Data entries for graphics:
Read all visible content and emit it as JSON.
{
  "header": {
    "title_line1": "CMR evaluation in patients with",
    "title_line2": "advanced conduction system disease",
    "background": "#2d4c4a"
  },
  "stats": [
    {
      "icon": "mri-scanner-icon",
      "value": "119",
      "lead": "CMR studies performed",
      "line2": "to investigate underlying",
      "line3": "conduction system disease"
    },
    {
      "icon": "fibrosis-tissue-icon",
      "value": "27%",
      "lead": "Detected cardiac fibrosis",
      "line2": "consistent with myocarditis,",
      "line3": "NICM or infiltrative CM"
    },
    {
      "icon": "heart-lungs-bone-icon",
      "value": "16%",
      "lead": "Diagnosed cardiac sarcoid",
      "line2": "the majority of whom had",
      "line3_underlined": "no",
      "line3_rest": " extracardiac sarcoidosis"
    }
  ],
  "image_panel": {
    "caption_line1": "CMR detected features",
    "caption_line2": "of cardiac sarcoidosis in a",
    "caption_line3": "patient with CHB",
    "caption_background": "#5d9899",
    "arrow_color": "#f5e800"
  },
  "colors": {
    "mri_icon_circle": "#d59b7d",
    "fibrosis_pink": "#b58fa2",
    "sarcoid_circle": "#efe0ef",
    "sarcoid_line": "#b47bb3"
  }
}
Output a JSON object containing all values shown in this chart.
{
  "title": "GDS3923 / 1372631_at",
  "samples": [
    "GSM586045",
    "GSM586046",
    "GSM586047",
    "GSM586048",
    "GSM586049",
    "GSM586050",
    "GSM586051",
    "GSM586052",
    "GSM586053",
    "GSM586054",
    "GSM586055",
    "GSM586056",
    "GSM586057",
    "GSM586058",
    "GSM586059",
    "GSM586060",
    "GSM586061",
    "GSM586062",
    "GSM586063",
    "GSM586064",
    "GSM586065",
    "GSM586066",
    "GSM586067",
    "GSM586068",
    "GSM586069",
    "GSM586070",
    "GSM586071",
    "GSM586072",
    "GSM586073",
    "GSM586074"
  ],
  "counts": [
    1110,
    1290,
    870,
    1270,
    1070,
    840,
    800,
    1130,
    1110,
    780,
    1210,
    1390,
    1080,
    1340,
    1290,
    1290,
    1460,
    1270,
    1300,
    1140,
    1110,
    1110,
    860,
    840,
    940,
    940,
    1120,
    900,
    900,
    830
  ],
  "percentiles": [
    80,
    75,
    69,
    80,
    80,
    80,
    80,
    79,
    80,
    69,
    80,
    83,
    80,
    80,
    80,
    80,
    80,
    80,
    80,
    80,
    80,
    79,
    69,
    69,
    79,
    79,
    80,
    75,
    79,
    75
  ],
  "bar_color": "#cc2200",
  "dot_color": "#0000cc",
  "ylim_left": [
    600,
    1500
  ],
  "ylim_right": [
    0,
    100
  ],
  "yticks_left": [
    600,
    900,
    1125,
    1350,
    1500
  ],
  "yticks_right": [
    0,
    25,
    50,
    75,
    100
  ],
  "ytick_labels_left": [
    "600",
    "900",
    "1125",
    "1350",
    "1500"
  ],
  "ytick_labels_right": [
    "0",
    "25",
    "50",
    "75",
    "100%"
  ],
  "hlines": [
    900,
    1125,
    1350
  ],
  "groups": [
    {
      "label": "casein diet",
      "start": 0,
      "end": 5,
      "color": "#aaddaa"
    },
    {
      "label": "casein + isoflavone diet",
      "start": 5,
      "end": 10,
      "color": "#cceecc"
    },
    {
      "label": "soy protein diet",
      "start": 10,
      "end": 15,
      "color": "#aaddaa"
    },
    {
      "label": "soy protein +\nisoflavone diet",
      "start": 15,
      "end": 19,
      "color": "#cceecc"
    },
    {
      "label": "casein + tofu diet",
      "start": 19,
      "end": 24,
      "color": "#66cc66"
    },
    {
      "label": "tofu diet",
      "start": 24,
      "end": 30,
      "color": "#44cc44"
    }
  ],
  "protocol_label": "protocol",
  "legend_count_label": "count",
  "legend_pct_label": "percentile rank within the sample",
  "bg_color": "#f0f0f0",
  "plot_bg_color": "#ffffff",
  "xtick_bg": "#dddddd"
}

* **Work required**
Scan the data above for the string "disease". Copy every line in which it appears.

* **Solved exercise**
    "title_line2": "advanced conduction system disease",
      "line3": "conduction system disease"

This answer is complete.